■ Transcribed document page entries ■
--
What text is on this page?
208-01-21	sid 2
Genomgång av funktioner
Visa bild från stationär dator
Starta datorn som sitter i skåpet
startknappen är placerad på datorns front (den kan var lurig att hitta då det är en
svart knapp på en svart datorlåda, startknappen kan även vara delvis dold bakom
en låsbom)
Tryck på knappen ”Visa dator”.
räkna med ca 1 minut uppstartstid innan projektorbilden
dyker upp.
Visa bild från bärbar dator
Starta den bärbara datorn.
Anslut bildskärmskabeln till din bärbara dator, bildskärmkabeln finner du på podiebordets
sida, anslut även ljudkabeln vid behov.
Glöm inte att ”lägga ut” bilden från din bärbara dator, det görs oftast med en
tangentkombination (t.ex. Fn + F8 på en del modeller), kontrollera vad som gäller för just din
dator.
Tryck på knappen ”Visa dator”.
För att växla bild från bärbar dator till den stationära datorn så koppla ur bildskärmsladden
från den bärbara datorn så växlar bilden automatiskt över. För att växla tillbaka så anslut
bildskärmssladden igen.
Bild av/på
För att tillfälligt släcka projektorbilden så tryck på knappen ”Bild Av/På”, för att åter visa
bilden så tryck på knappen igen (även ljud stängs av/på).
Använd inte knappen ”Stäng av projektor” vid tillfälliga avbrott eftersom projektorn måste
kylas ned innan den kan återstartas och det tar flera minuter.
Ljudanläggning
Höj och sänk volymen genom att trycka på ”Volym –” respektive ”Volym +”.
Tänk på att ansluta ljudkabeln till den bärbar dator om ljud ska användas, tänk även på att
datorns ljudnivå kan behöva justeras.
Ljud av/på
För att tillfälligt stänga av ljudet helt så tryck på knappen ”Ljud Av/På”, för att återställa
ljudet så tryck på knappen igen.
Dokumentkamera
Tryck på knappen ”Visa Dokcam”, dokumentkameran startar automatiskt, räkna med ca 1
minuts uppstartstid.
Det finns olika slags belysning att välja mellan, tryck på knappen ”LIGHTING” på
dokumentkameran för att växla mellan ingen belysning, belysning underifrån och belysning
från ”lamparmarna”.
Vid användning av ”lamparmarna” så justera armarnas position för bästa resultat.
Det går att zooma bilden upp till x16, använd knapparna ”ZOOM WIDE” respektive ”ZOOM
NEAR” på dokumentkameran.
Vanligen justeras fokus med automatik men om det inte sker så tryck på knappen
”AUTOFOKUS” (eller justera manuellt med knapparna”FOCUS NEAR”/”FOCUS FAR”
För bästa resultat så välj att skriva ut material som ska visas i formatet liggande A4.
--
■ PROBLEM REQUIREMENTS ■
Every record must be repeated precisely and in full.

■ WRITTEN SOLUTION ■
What text is on this page?
208-01-21	sid 2
Genomgång av funktioner
Visa bild från stationär dator
Starta datorn som sitter i skåpet
startknappen är placerad på datorns front (den kan var lurig att hitta då det är en
svart knapp på en svart datorlåda, startknappen kan även vara delvis dold bakom
en låsbom)
Tryck på knappen ”Visa dator”.
räkna med ca 1 minut uppstartstid innan projektorbilden
dyker upp.
Visa bild från bärbar dator
Starta den bärbara datorn.
Anslut bildskärmskabeln till din bärbara dator, bildskärmkabeln finner du på podiebordets
sida, anslut även ljudkabeln vid behov.
Glöm inte att ”lägga ut” bilden från din bärbara dator, det görs oftast med en
tangentkombination (t.ex. Fn + F8 på en del modeller), kontrollera vad som gäller för just din
dator.
Tryck på knappen ”Visa dator”.
För att växla bild från bärbar dator till den stationära datorn så koppla ur bildskärmsladden
från den bärbara datorn så växlar bilden automatiskt över. För att växla tillbaka så anslut
bildskärmssladden igen.
Bild av/på
För att tillfälligt släcka projektorbilden så tryck på knappen ”Bild Av/På”, för att åter visa
bilden så tryck på knappen igen (även ljud stängs av/på).
Använd inte knappen ”Stäng av projektor” vid tillfälliga avbrott eftersom projektorn måste
kylas ned innan den kan återstartas och det tar flera minuter.
Ljudanläggning
Höj och sänk volymen genom att trycka på ”Volym –” respektive ”Volym +”.
Tänk på att ansluta ljudkabeln till den bärbar dator om ljud ska användas, tänk även på att
datorns ljudnivå kan behöva justeras.
Ljud av/på
För att tillfälligt stänga av ljudet helt så tryck på knappen ”Ljud Av/På”, för att återställa
ljudet så tryck på knappen igen.
Dokumentkamera
Tryck på knappen ”Visa Dokcam”, dokumentkameran startar automatiskt, räkna med ca 1
minuts uppstartstid.
Det finns olika slags belysning att välja mellan, tryck på knappen ”LIGHTING” på
dokumentkameran för att växla mellan ingen belysning, belysning underifrån och belysning
från ”lamparmarna”.
Vid användning av ”lamparmarna” så justera armarnas position för bästa resultat.
Det går att zooma bilden upp till x16, använd knapparna ”ZOOM WIDE” respektive ”ZOOM
NEAR” på dokumentkameran.
Vanligen justeras fokus med automatik men om det inte sker så tryck på knappen
”AUTOFOKUS” (eller justera manuellt med knapparna”FOCUS NEAR”/”FOCUS FAR”
För bästa resultat så välj att skriva ut material som ska visas i formatet liggande A4.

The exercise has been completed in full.